### REQUIRED WORK
Each line that follows is to be retyped exactly.

-- Start THE RECORDS --

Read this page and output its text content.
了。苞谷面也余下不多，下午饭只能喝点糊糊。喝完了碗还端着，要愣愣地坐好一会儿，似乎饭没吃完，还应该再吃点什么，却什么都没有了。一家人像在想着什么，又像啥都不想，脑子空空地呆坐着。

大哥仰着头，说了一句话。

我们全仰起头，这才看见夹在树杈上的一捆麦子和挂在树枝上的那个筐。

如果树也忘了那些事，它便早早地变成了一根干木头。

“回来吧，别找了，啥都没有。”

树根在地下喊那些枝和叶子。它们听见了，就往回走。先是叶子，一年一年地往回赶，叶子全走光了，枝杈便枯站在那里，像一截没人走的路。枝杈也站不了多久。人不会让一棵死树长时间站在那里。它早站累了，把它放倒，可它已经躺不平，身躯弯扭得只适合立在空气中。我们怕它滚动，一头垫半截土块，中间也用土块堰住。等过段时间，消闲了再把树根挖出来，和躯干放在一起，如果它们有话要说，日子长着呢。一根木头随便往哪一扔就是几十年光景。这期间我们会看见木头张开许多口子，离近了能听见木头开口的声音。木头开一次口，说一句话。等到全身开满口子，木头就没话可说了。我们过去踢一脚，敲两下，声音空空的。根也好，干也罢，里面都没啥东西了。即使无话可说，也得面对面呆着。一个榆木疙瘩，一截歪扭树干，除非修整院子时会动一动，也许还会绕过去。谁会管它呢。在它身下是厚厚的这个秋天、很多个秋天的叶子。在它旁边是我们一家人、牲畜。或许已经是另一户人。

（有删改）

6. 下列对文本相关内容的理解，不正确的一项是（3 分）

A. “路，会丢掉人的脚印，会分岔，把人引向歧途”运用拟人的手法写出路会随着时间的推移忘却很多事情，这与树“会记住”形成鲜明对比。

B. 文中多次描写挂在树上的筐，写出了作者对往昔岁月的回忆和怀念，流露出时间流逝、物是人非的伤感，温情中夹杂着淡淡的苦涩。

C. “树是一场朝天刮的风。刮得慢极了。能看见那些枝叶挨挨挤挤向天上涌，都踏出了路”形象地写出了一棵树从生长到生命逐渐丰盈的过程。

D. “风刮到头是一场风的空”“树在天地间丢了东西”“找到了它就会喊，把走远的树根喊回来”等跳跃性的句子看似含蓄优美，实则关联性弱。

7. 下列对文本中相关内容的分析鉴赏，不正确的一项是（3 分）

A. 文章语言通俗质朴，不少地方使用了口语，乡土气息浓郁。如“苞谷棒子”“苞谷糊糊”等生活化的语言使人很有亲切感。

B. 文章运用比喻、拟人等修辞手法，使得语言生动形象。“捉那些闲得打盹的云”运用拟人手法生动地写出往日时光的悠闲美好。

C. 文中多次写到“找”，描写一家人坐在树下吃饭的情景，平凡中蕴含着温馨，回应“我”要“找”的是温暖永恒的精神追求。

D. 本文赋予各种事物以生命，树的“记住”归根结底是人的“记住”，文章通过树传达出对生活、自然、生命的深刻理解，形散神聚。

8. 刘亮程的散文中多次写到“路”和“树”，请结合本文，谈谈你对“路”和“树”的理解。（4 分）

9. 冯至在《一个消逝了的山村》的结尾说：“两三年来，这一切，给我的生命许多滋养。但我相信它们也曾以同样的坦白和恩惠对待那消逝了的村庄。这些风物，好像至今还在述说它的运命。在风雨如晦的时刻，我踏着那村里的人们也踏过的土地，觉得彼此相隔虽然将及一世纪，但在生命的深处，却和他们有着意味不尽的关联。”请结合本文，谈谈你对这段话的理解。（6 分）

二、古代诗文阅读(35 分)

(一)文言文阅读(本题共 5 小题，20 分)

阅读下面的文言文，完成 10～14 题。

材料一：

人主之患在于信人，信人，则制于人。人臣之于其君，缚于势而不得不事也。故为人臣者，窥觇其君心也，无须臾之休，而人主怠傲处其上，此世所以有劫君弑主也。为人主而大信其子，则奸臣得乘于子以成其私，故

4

-- End THE RECORDS --

### THE ANSWER
Read this page and output its text content.
了。苞谷面也余下不多，下午饭只能喝点糊糊。喝完了碗还端着，要愣愣地坐好一会儿，似乎饭没吃完，还应该再吃点什么，却什么都没有了。一家人像在想着什么，又像啥都不想，脑子空空地呆坐着。

大哥仰着头，说了一句话。

我们全仰起头，这才看见夹在树杈上的一捆麦子和挂在树枝上的那个筐。

如果树也忘了那些事，它便早早地变成了一根干木头。

“回来吧，别找了，啥都没有。”

树根在地下喊那些枝和叶子。它们听见了，就往回走。先是叶子，一年一年地往回赶，叶子全走光了，枝杈便枯站在那里，像一截没人走的路。枝杈也站不了多久。人不会让一棵死树长时间站在那里。它早站累了，把它放倒，可它已经躺不平，身躯弯扭得只适合立在空气中。我们怕它滚动，一头垫半截土块，中间也用土块堰住。等过段时间，消闲了再把树根挖出来，和躯干放在一起，如果它们有话要说，日子长着呢。一根木头随便往哪一扔就是几十年光景。这期间我们会看见木头张开许多口子，离近了能听见木头开口的声音。木头开一次口，说一句话。等到全身开满口子，木头就没话可说了。我们过去踢一脚，敲两下，声音空空的。根也好，干也罢，里面都没啥东西了。即使无话可说，也得面对面呆着。一个榆木疙瘩，一截歪扭树干，除非修整院子时会动一动，也许还会绕过去。谁会管它呢。在它身下是厚厚的这个秋天、很多个秋天的叶子。在它旁边是我们一家人、牲畜。或许已经是另一户人。

（有删改）

6. 下列对文本相关内容的理解，不正确的一项是（3 分）

A. “路，会丢掉人的脚印，会分岔，把人引向歧途”运用拟人的手法写出路会随着时间的推移忘却很多事情，这与树“会记住”形成鲜明对比。

B. 文中多次描写挂在树上的筐，写出了作者对往昔岁月的回忆和怀念，流露出时间流逝、物是人非的伤感，温情中夹杂着淡淡的苦涩。

C. “树是一场朝天刮的风。刮得慢极了。能看见那些枝叶挨挨挤挤向天上涌，都踏出了路”形象地写出了一棵树从生长到生命逐渐丰盈的过程。

D. “风刮到头是一场风的空”“树在天地间丢了东西”“找到了它就会喊，把走远的树根喊回来”等跳跃性的句子看似含蓄优美，实则关联性弱。

7. 下列对文本中相关内容的分析鉴赏，不正确的一项是（3 分）

A. 文章语言通俗质朴，不少地方使用了口语，乡土气息浓郁。如“苞谷棒子”“苞谷糊糊”等生活化的语言使人很有亲切感。

B. 文章运用比喻、拟人等修辞手法，使得语言生动形象。“捉那些闲得打盹的云”运用拟人手法生动地写出往日时光的悠闲美好。

C. 文中多次写到“找”，描写一家人坐在树下吃饭的情景，平凡中蕴含着温馨，回应“我”要“找”的是温暖永恒的精神追求。

D. 本文赋予各种事物以生命，树的“记住”归根结底是人的“记住”，文章通过树传达出对生活、自然、生命的深刻理解，形散神聚。

8. 刘亮程的散文中多次写到“路”和“树”，请结合本文，谈谈你对“路”和“树”的理解。（4 分）

9. 冯至在《一个消逝了的山村》的结尾说：“两三年来，这一切，给我的生命许多滋养。但我相信它们也曾以同样的坦白和恩惠对待那消逝了的村庄。这些风物，好像至今还在述说它的运命。在风雨如晦的时刻，我踏着那村里的人们也踏过的土地，觉得彼此相隔虽然将及一世纪，但在生命的深处，却和他们有着意味不尽的关联。”请结合本文，谈谈你对这段话的理解。（6 分）

二、古代诗文阅读(35 分)

(一)文言文阅读(本题共 5 小题，20 分)

阅读下面的文言文，完成 10～14 题。

材料一：

人主之患在于信人，信人，则制于人。人臣之于其君，缚于势而不得不事也。故为人臣者，窥觇其君心也，无须臾之休，而人主怠傲处其上，此世所以有劫君弑主也。为人主而大信其子，则奸臣得乘于子以成其私，故

4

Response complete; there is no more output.